▶ [What you should do]: State the number of lines, and only that number, in which the word "path" appears.

▶ [Working data]:
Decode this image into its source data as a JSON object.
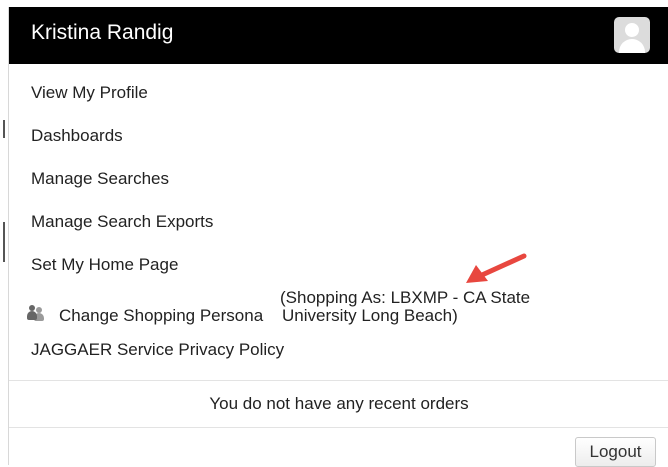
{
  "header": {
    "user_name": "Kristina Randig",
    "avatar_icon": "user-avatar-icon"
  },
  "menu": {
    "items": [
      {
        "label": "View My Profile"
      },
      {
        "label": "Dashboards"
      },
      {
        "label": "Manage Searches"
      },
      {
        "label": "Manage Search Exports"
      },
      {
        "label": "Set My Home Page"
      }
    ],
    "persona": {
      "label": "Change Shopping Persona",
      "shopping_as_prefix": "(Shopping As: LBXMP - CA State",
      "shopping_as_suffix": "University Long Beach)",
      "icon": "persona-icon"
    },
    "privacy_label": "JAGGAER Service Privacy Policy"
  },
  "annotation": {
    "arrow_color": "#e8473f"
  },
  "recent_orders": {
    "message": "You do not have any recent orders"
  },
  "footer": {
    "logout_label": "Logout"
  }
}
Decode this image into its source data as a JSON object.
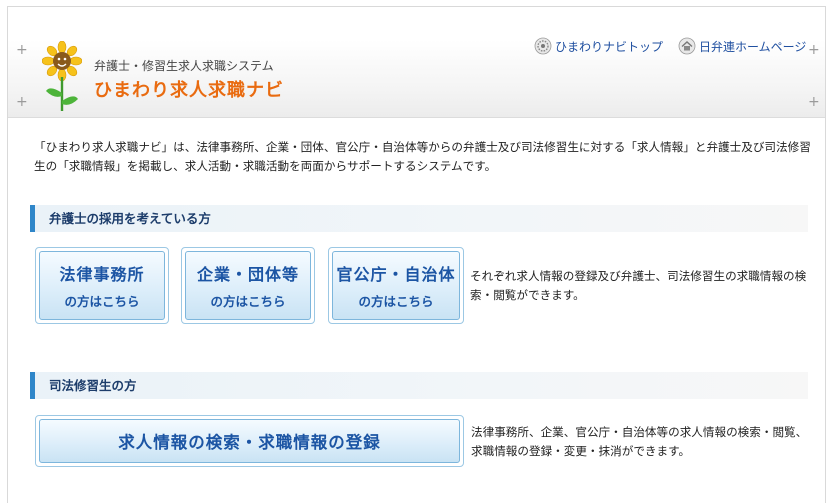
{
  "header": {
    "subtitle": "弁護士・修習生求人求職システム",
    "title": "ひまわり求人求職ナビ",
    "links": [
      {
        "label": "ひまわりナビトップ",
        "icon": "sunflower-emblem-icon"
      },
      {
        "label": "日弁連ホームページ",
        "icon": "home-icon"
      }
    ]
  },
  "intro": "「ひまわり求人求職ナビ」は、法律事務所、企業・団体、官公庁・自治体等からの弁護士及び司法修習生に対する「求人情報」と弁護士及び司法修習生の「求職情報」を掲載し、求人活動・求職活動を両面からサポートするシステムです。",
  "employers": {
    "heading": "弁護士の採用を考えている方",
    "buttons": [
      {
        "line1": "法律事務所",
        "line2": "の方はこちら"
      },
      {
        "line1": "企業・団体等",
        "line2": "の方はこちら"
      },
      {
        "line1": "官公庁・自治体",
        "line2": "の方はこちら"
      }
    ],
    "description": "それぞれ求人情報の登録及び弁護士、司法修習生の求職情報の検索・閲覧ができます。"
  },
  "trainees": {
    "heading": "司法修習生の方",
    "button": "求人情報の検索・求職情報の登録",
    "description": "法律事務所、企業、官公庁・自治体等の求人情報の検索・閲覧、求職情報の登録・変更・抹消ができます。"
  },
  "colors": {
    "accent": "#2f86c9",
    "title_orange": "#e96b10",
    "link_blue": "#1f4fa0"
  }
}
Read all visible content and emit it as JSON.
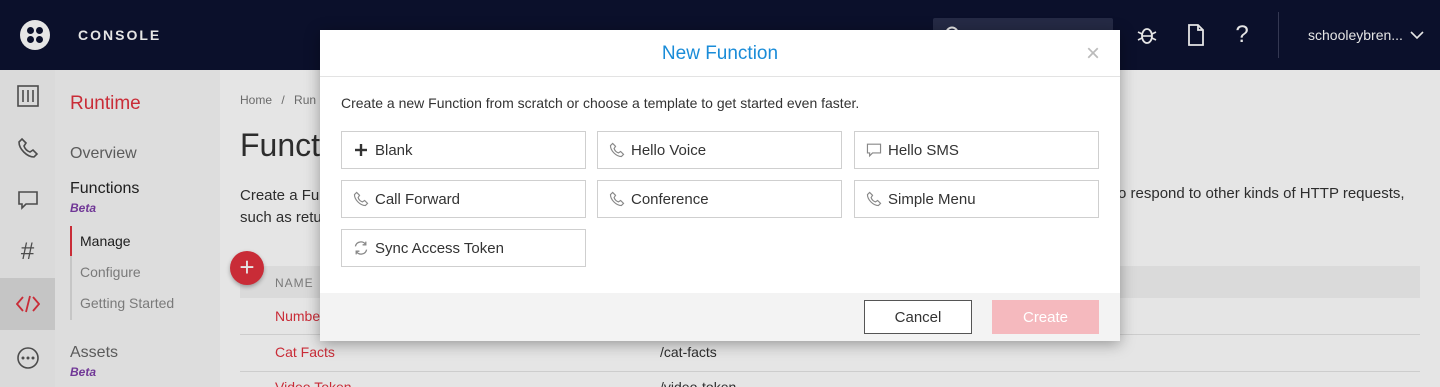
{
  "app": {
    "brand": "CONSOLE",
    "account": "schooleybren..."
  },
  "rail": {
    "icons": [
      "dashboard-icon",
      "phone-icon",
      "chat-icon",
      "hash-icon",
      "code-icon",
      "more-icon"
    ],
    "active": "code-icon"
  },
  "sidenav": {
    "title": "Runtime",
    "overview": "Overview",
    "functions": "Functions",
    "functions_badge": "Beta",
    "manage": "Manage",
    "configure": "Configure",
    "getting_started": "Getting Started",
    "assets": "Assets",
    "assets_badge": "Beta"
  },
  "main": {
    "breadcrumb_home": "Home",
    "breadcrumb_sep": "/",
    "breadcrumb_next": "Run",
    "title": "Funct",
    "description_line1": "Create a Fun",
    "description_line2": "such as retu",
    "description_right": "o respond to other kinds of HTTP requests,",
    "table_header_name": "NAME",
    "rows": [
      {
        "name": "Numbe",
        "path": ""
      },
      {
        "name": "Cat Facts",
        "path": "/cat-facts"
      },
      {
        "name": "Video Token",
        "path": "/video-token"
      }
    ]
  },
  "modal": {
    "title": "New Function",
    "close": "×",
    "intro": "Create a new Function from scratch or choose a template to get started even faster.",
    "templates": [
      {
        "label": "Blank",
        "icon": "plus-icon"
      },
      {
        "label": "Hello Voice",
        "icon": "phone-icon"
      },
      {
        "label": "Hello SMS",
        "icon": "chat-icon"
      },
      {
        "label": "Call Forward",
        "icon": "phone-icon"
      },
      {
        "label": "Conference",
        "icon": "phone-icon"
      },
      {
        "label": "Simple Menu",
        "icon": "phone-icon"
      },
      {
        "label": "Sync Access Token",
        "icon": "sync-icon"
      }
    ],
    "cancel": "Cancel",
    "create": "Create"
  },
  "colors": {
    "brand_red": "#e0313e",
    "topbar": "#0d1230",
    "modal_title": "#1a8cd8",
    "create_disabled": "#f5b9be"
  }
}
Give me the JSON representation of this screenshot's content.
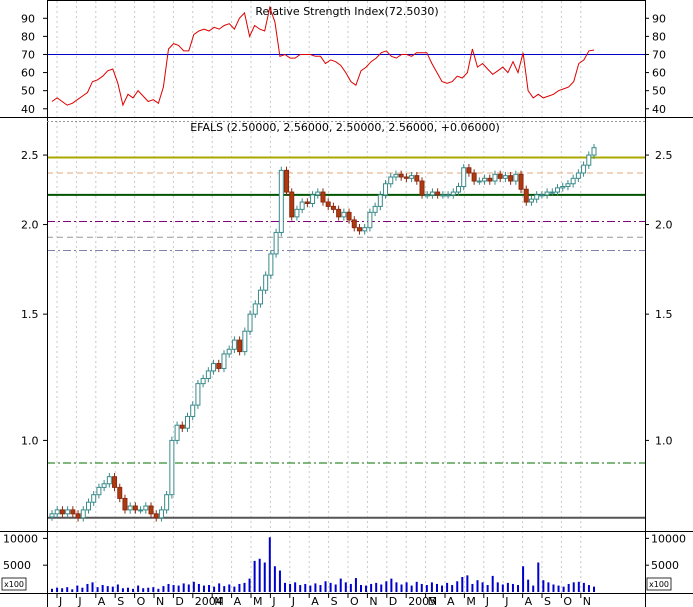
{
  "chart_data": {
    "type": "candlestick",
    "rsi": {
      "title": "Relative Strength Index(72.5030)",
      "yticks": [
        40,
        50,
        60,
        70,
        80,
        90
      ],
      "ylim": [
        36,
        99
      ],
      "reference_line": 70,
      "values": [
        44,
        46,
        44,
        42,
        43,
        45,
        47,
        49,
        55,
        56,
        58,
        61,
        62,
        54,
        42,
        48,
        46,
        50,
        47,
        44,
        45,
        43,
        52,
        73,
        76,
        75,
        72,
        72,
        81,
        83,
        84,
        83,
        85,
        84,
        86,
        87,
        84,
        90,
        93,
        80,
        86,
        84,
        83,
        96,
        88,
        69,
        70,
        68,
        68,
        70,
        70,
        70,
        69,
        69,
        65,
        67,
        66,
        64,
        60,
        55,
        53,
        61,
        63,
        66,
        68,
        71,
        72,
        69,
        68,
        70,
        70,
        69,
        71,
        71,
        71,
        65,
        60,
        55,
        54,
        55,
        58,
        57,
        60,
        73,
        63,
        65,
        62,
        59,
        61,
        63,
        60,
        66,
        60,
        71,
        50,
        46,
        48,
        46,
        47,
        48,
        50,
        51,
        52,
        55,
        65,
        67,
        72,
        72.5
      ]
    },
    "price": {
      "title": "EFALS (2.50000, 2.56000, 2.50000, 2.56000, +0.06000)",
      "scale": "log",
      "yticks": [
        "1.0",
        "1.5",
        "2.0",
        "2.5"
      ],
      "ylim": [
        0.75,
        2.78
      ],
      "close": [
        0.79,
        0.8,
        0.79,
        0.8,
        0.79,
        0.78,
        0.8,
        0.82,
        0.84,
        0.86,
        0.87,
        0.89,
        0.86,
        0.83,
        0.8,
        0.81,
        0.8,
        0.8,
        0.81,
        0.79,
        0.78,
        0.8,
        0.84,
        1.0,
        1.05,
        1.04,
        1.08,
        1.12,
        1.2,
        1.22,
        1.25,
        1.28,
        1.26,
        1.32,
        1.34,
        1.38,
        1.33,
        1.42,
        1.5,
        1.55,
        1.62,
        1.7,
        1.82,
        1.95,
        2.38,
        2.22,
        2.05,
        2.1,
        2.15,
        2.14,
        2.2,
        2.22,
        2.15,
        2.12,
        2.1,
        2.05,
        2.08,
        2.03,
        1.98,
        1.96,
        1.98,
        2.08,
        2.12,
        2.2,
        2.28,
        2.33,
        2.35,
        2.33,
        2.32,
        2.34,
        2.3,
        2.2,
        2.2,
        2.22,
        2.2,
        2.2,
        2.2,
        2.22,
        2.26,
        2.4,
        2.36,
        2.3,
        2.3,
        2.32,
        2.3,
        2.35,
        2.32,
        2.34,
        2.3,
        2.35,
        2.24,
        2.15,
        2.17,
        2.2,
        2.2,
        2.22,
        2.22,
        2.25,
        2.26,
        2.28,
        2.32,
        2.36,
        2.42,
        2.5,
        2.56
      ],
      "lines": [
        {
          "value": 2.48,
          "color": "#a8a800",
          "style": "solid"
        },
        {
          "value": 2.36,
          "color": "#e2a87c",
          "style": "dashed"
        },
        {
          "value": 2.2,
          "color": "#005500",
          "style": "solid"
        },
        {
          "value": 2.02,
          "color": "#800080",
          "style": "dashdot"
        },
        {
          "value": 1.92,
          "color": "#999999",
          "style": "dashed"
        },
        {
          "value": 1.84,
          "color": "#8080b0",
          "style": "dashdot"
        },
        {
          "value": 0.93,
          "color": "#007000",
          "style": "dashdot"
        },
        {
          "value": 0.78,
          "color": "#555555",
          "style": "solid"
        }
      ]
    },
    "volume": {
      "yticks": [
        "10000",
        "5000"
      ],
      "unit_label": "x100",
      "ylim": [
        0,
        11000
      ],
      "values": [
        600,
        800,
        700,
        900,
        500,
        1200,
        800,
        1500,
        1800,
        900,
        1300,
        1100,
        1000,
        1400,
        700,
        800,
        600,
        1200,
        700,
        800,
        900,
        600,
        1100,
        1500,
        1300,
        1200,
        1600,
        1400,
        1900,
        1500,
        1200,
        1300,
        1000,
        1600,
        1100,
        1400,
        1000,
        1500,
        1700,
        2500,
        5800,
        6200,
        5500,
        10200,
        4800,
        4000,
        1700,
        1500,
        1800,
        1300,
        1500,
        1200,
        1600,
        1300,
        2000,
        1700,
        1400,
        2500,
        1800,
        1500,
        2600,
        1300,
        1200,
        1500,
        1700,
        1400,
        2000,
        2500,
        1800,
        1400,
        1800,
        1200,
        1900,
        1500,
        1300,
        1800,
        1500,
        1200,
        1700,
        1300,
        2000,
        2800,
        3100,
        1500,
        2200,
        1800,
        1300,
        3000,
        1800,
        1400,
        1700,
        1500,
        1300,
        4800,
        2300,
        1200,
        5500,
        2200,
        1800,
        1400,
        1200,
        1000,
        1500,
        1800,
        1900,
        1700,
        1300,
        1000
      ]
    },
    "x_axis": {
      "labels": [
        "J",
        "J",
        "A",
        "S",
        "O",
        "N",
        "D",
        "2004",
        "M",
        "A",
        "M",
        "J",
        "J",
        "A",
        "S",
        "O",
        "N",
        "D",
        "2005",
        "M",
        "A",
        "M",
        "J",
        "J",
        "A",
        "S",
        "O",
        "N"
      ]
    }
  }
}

--

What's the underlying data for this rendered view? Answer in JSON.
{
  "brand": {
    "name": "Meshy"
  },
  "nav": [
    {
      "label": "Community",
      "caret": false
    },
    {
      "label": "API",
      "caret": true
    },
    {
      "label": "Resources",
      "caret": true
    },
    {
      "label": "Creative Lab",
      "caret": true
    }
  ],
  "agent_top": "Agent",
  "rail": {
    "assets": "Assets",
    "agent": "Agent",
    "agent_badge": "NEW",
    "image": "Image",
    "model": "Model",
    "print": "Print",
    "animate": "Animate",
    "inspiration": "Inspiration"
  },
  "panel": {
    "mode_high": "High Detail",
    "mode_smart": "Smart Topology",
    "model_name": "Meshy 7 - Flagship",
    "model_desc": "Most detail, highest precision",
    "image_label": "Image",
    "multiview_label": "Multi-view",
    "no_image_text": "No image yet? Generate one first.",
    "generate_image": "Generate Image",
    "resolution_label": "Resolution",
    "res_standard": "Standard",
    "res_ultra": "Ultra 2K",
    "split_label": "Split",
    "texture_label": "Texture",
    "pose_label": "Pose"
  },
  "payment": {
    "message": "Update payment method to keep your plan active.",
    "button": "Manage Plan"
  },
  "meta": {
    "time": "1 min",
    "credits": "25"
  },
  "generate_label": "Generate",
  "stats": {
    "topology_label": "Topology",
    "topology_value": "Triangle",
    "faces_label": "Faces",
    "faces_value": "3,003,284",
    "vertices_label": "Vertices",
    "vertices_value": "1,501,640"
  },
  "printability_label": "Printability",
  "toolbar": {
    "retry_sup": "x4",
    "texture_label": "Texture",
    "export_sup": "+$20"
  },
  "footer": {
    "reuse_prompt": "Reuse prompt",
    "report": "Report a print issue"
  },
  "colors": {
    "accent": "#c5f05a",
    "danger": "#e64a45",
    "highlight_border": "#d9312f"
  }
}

--

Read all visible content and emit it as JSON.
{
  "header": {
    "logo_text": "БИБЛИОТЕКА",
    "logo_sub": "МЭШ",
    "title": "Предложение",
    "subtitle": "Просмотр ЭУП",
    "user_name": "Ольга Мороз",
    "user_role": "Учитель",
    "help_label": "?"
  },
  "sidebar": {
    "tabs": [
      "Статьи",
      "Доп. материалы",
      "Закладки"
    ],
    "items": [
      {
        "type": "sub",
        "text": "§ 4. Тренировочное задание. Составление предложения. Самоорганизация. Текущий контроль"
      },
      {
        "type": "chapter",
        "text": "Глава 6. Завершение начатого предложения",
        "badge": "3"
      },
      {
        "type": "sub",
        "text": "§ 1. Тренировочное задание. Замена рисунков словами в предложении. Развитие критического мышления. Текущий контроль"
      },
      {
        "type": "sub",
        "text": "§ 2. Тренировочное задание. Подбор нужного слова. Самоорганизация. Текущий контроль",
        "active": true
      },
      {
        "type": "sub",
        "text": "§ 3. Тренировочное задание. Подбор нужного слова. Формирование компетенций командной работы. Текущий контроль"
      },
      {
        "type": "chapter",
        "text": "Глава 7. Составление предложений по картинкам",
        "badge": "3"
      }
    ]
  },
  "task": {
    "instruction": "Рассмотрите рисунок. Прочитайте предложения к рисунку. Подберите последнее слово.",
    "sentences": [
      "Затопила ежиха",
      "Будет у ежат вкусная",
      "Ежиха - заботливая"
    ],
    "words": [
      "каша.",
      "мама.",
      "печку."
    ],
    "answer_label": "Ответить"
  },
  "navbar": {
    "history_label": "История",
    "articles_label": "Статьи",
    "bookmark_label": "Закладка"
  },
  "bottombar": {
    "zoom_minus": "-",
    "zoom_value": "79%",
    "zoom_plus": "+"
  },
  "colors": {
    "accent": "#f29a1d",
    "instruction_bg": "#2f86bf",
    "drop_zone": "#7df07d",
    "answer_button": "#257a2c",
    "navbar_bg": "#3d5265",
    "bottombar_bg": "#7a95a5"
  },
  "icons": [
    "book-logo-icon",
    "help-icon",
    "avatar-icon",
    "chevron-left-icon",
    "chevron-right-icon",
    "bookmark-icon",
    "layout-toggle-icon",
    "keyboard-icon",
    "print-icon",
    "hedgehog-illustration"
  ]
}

▶ [Full answer]: 3